--- start Data section ---
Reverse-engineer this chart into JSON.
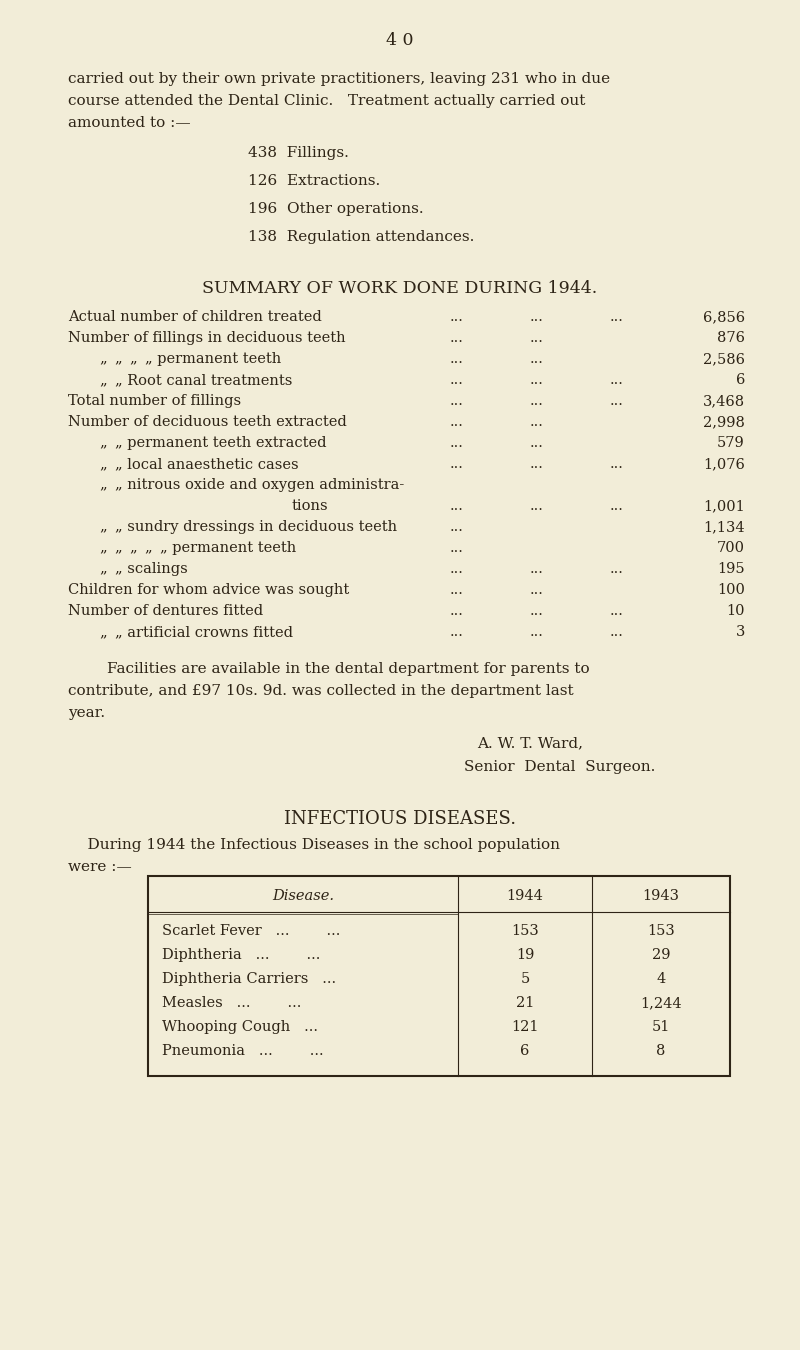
{
  "bg_color": "#f2edd8",
  "text_color": "#2e2416",
  "page_number": "4 0",
  "intro_line1": "carried out by their own private practitioners, leaving 231 who in due",
  "intro_line2": "course attended the Dental Clinic.   Treatment actually carried out",
  "intro_line3": "amounted to :—",
  "list_items": [
    "438  Fillings.",
    "126  Extractions.",
    "196  Other operations.",
    "138  Regulation attendances."
  ],
  "summary_heading": "SUMMARY OF WORK DONE DURING 1944.",
  "summary_rows": [
    {
      "label": "Actual number of children treated",
      "d1": "...",
      "d2": "...",
      "d3": "...",
      "val": "6,856",
      "indent": false
    },
    {
      "label": "Number of fillings in deciduous teeth",
      "d1": "...",
      "d2": "...",
      "d3": "",
      "val": "876",
      "indent": false
    },
    {
      "label": "„ „ „ „ permanent teeth",
      "d1": "...",
      "d2": "...",
      "d3": "",
      "val": "2,586",
      "indent": true
    },
    {
      "label": "„ „ Root canal treatments",
      "d1": "...",
      "d2": "...",
      "d3": "...",
      "val": "6",
      "indent": true
    },
    {
      "label": "Total number of fillings",
      "d1": "...",
      "d2": "...",
      "d3": "...",
      "val": "3,468",
      "indent": false
    },
    {
      "label": "Number of deciduous teeth extracted",
      "d1": "...",
      "d2": "...",
      "d3": "",
      "val": "2,998",
      "indent": false
    },
    {
      "label": "„ „ permanent teeth extracted",
      "d1": "...",
      "d2": "...",
      "d3": "",
      "val": "579",
      "indent": true
    },
    {
      "label": "„ „ local anaesthetic cases",
      "d1": "...",
      "d2": "...",
      "d3": "...",
      "val": "1,076",
      "indent": true
    },
    {
      "label": "„ „ nitrous oxide and oxygen administra-",
      "d1": "",
      "d2": "",
      "d3": "",
      "val": "",
      "indent": true
    },
    {
      "label": "tions",
      "d1": "...",
      "d2": "...",
      "d3": "...",
      "val": "1,001",
      "indent": false,
      "tions": true
    },
    {
      "label": "„ „ sundry dressings in deciduous teeth",
      "d1": "...",
      "d2": "",
      "d3": "",
      "val": "1,134",
      "indent": true
    },
    {
      "label": "„ „ „ „ „ permanent teeth",
      "d1": "...",
      "d2": "",
      "d3": "",
      "val": "700",
      "indent": true
    },
    {
      "label": "„ „ scalings",
      "d1": "...",
      "d2": "...",
      "d3": "...",
      "val": "195",
      "indent": true
    },
    {
      "label": "Children for whom advice was sought",
      "d1": "...",
      "d2": "...",
      "d3": "",
      "val": "100",
      "indent": false
    },
    {
      "label": "Number of dentures fitted",
      "d1": "...",
      "d2": "...",
      "d3": "...",
      "val": "10",
      "indent": false
    },
    {
      "label": "„ „ artificial crowns fitted",
      "d1": "...",
      "d2": "...",
      "d3": "...",
      "val": "3",
      "indent": true
    }
  ],
  "facilities_line1": "        Facilities are available in the dental department for parents to",
  "facilities_line2": "contribute, and £97 10s. 9d. was collected in the department last",
  "facilities_line3": "year.",
  "author_name": "A. W. T. Ward,",
  "author_title": "Senior  Dental  Surgeon.",
  "infectious_heading": "INFECTIOUS DISEASES.",
  "inf_intro_line1": "    During 1944 the Infectious Diseases in the school population",
  "inf_intro_line2": "were :—",
  "table_header_disease": "Disease.",
  "table_header_1944": "1944",
  "table_header_1943": "1943",
  "table_rows": [
    [
      "Scarlet Fever   ...        ...",
      "153",
      "153"
    ],
    [
      "Diphtheria   ...        ...",
      "19",
      "29"
    ],
    [
      "Diphtheria Carriers   ...",
      "5",
      "4"
    ],
    [
      "Measles   ...        ...",
      "21",
      "1,244"
    ],
    [
      "Whooping Cough   ...",
      "121",
      "51"
    ],
    [
      "Pneumonia   ...        ...",
      "6",
      "8"
    ]
  ],
  "fs": 11.0,
  "fs_heading": 12.5,
  "fs_small": 10.5
}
--- end Data section ---
(Your objective): All of the material above is to be copied exactly, except for its images.

(Problem solution):
Reverse-engineer this chart into JSON.
{
  "bg_color": "#f2edd8",
  "text_color": "#2e2416",
  "page_number": "4 0",
  "intro_line1": "carried out by their own private practitioners, leaving 231 who in due",
  "intro_line2": "course attended the Dental Clinic.   Treatment actually carried out",
  "intro_line3": "amounted to :—",
  "list_items": [
    "438  Fillings.",
    "126  Extractions.",
    "196  Other operations.",
    "138  Regulation attendances."
  ],
  "summary_heading": "SUMMARY OF WORK DONE DURING 1944.",
  "summary_rows": [
    {
      "label": "Actual number of children treated",
      "d1": "...",
      "d2": "...",
      "d3": "...",
      "val": "6,856",
      "indent": false
    },
    {
      "label": "Number of fillings in deciduous teeth",
      "d1": "...",
      "d2": "...",
      "d3": "",
      "val": "876",
      "indent": false
    },
    {
      "label": "„ „ „ „ permanent teeth",
      "d1": "...",
      "d2": "...",
      "d3": "",
      "val": "2,586",
      "indent": true
    },
    {
      "label": "„ „ Root canal treatments",
      "d1": "...",
      "d2": "...",
      "d3": "...",
      "val": "6",
      "indent": true
    },
    {
      "label": "Total number of fillings",
      "d1": "...",
      "d2": "...",
      "d3": "...",
      "val": "3,468",
      "indent": false
    },
    {
      "label": "Number of deciduous teeth extracted",
      "d1": "...",
      "d2": "...",
      "d3": "",
      "val": "2,998",
      "indent": false
    },
    {
      "label": "„ „ permanent teeth extracted",
      "d1": "...",
      "d2": "...",
      "d3": "",
      "val": "579",
      "indent": true
    },
    {
      "label": "„ „ local anaesthetic cases",
      "d1": "...",
      "d2": "...",
      "d3": "...",
      "val": "1,076",
      "indent": true
    },
    {
      "label": "„ „ nitrous oxide and oxygen administra-",
      "d1": "",
      "d2": "",
      "d3": "",
      "val": "",
      "indent": true
    },
    {
      "label": "tions",
      "d1": "...",
      "d2": "...",
      "d3": "...",
      "val": "1,001",
      "indent": false,
      "tions": true
    },
    {
      "label": "„ „ sundry dressings in deciduous teeth",
      "d1": "...",
      "d2": "",
      "d3": "",
      "val": "1,134",
      "indent": true
    },
    {
      "label": "„ „ „ „ „ permanent teeth",
      "d1": "...",
      "d2": "",
      "d3": "",
      "val": "700",
      "indent": true
    },
    {
      "label": "„ „ scalings",
      "d1": "...",
      "d2": "...",
      "d3": "...",
      "val": "195",
      "indent": true
    },
    {
      "label": "Children for whom advice was sought",
      "d1": "...",
      "d2": "...",
      "d3": "",
      "val": "100",
      "indent": false
    },
    {
      "label": "Number of dentures fitted",
      "d1": "...",
      "d2": "...",
      "d3": "...",
      "val": "10",
      "indent": false
    },
    {
      "label": "„ „ artificial crowns fitted",
      "d1": "...",
      "d2": "...",
      "d3": "...",
      "val": "3",
      "indent": true
    }
  ],
  "facilities_line1": "        Facilities are available in the dental department for parents to",
  "facilities_line2": "contribute, and £97 10s. 9d. was collected in the department last",
  "facilities_line3": "year.",
  "author_name": "A. W. T. Ward,",
  "author_title": "Senior  Dental  Surgeon.",
  "infectious_heading": "INFECTIOUS DISEASES.",
  "inf_intro_line1": "    During 1944 the Infectious Diseases in the school population",
  "inf_intro_line2": "were :—",
  "table_header_disease": "Disease.",
  "table_header_1944": "1944",
  "table_header_1943": "1943",
  "table_rows": [
    [
      "Scarlet Fever   ...        ...",
      "153",
      "153"
    ],
    [
      "Diphtheria   ...        ...",
      "19",
      "29"
    ],
    [
      "Diphtheria Carriers   ...",
      "5",
      "4"
    ],
    [
      "Measles   ...        ...",
      "21",
      "1,244"
    ],
    [
      "Whooping Cough   ...",
      "121",
      "51"
    ],
    [
      "Pneumonia   ...        ...",
      "6",
      "8"
    ]
  ],
  "fs": 11.0,
  "fs_heading": 12.5,
  "fs_small": 10.5
}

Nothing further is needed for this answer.